======== Excerpted data
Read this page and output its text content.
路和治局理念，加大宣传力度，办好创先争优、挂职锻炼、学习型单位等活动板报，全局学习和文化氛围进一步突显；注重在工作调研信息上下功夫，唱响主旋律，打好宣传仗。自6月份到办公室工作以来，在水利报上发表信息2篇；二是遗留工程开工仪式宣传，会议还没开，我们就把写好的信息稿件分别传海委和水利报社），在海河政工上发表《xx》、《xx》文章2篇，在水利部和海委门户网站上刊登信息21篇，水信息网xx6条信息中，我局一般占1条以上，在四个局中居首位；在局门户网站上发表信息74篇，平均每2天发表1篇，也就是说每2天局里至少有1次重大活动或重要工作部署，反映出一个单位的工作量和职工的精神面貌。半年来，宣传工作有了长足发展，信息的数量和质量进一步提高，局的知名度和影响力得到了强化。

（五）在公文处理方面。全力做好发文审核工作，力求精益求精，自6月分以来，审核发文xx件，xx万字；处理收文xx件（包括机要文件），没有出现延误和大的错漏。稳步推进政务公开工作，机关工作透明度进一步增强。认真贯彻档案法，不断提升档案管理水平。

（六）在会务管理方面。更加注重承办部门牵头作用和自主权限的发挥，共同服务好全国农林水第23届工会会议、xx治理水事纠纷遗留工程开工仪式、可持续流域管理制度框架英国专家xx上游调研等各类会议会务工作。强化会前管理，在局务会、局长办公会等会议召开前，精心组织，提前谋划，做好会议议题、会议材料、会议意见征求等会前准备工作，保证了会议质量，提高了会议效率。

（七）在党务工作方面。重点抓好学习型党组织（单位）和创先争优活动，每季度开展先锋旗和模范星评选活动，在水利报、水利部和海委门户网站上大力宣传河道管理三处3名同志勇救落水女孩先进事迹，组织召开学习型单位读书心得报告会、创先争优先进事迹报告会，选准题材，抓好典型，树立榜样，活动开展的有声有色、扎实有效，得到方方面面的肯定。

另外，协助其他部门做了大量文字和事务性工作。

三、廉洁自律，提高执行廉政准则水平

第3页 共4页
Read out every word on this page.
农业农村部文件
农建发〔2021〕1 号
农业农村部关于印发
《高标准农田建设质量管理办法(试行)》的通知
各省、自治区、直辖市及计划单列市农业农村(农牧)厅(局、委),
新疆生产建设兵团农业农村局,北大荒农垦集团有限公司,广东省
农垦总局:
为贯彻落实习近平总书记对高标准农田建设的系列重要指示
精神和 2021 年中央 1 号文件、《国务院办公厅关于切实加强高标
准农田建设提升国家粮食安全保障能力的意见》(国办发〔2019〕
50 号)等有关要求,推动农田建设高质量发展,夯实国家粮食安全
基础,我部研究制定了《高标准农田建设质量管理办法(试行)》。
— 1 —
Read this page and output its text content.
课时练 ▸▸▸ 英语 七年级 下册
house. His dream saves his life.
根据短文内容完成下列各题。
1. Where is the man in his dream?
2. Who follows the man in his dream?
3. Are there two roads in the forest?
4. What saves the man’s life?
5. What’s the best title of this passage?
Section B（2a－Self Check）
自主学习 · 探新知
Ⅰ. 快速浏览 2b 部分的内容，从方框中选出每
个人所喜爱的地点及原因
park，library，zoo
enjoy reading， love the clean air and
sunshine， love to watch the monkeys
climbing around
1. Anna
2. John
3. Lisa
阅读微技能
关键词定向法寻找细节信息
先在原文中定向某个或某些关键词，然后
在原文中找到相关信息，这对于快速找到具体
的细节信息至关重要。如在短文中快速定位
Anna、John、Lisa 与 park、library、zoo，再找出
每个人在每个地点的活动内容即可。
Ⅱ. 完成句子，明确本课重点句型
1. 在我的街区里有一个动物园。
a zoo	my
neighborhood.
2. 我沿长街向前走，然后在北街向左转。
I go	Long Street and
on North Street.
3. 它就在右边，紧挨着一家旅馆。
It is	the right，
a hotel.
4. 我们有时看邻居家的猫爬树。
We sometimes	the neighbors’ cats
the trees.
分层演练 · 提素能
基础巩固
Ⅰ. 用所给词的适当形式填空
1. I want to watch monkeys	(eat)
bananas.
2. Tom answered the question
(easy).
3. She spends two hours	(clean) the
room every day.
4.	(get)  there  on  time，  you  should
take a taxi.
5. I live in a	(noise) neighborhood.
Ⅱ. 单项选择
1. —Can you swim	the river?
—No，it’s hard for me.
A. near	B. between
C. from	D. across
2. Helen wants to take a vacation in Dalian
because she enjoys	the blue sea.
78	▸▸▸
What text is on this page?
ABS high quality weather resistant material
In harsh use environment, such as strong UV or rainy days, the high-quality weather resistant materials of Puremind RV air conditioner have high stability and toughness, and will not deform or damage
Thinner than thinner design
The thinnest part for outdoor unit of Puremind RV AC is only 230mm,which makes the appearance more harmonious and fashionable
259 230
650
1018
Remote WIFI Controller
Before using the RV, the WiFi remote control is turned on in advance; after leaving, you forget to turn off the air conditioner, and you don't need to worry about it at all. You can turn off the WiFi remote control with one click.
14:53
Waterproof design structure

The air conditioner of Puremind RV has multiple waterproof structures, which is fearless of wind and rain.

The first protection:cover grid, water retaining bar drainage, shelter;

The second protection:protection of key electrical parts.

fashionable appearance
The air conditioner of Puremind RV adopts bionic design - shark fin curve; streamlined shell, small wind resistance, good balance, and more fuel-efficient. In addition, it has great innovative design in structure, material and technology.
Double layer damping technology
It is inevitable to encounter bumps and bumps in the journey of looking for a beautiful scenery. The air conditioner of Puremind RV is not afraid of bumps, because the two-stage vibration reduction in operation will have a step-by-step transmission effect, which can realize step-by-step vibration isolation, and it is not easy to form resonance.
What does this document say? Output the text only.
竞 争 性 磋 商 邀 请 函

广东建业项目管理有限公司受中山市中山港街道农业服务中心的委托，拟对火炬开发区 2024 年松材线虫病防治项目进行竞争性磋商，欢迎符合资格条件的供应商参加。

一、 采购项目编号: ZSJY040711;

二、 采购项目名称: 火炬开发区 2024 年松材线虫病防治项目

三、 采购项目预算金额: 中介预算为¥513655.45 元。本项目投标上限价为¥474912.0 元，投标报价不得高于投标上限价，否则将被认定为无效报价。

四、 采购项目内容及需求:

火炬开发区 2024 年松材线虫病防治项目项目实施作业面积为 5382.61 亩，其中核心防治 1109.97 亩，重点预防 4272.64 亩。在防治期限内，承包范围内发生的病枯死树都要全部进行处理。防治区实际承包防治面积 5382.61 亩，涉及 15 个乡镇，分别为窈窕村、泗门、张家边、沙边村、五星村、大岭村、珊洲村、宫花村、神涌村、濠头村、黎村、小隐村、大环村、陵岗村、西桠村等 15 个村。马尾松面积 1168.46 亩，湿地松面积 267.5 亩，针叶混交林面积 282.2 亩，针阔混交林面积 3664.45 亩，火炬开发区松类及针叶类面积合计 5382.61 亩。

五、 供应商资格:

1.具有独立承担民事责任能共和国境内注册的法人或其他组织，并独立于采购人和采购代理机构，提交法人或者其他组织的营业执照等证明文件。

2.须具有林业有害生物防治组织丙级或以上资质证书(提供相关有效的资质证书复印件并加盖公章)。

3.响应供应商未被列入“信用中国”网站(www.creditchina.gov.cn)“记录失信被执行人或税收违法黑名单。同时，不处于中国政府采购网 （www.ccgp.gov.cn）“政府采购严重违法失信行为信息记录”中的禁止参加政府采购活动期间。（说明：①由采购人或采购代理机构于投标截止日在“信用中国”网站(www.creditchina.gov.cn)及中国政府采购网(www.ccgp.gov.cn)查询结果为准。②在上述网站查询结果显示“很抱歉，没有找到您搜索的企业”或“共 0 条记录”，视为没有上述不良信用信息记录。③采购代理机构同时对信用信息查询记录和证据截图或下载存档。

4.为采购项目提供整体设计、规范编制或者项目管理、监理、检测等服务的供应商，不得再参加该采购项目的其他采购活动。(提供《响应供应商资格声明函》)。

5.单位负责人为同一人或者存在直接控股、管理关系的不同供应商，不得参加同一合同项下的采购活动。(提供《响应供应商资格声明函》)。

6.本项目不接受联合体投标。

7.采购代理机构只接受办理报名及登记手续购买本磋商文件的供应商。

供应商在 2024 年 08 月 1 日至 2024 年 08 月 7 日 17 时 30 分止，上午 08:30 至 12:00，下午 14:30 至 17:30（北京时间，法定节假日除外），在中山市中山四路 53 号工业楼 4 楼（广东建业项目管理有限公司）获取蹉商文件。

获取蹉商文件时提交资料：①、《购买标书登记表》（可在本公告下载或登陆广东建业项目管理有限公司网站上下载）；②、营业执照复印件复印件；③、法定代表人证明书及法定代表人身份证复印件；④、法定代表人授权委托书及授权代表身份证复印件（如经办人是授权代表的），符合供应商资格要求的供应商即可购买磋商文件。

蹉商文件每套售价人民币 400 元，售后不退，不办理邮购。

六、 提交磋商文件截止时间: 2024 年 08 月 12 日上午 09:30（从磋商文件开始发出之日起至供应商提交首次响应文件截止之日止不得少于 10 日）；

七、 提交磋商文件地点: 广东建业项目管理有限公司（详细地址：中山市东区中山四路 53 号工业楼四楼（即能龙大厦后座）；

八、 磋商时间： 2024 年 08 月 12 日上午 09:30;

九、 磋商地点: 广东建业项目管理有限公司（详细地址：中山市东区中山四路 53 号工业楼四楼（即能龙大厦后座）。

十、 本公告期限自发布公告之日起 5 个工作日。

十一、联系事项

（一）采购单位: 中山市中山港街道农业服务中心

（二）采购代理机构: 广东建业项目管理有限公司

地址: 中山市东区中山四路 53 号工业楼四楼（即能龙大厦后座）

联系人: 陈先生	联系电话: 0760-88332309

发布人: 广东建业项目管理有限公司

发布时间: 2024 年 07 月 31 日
================
### What is asked
Spot every line that holds "quality" and copy it.

### Result for this exercise
ABS high quality weather resistant material
In harsh use environment, such as strong UV or rainy days, the high-quality weather resistant materials of Puremind RV air conditioner have high stability and toughness, and will not deform or damage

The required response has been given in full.